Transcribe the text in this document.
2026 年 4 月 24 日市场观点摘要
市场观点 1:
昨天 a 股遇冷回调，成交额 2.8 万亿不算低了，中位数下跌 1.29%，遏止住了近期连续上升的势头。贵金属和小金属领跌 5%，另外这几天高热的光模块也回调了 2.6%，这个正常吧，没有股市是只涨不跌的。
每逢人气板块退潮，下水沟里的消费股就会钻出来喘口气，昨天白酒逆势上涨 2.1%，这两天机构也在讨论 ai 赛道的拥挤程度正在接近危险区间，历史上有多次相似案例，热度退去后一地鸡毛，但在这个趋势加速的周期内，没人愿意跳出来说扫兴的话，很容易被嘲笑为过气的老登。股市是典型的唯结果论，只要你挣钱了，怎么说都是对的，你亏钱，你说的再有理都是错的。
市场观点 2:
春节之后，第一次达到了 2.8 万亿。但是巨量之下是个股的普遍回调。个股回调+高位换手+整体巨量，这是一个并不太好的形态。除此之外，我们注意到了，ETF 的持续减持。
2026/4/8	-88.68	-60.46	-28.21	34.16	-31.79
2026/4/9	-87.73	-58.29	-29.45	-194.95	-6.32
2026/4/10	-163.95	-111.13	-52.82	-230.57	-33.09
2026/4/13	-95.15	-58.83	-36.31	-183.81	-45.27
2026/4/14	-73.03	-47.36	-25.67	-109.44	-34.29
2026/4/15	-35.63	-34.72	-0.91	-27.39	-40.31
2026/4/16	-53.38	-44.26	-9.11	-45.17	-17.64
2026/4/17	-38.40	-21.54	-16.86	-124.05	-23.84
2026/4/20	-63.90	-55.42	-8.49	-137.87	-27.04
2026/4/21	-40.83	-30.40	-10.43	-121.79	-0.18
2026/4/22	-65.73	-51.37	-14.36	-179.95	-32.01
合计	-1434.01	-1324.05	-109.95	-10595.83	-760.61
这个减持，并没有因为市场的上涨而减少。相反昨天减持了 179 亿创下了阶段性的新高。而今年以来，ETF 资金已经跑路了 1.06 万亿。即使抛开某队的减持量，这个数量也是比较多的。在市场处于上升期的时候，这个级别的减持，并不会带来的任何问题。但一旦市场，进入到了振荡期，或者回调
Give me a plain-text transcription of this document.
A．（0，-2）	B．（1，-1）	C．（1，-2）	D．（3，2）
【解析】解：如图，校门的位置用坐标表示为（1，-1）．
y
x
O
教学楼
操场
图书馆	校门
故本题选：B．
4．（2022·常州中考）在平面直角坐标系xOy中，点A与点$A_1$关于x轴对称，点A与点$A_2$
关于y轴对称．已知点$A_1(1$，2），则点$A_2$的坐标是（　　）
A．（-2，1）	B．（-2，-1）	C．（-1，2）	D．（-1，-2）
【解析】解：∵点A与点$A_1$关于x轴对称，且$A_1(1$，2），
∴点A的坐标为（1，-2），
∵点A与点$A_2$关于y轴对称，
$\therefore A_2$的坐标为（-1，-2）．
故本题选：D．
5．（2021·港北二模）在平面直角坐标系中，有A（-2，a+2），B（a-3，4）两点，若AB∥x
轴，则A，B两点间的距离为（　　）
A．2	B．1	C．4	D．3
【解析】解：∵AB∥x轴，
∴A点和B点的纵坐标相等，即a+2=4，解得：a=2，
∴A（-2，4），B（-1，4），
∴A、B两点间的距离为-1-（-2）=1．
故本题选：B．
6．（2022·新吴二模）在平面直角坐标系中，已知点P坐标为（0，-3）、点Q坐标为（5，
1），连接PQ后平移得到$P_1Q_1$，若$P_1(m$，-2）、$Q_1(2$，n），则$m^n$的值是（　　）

----

■ TO DO: What is the number of lines in the data above that include the word "document"? Answer with that number only.

■ FINAL ANSWER: 2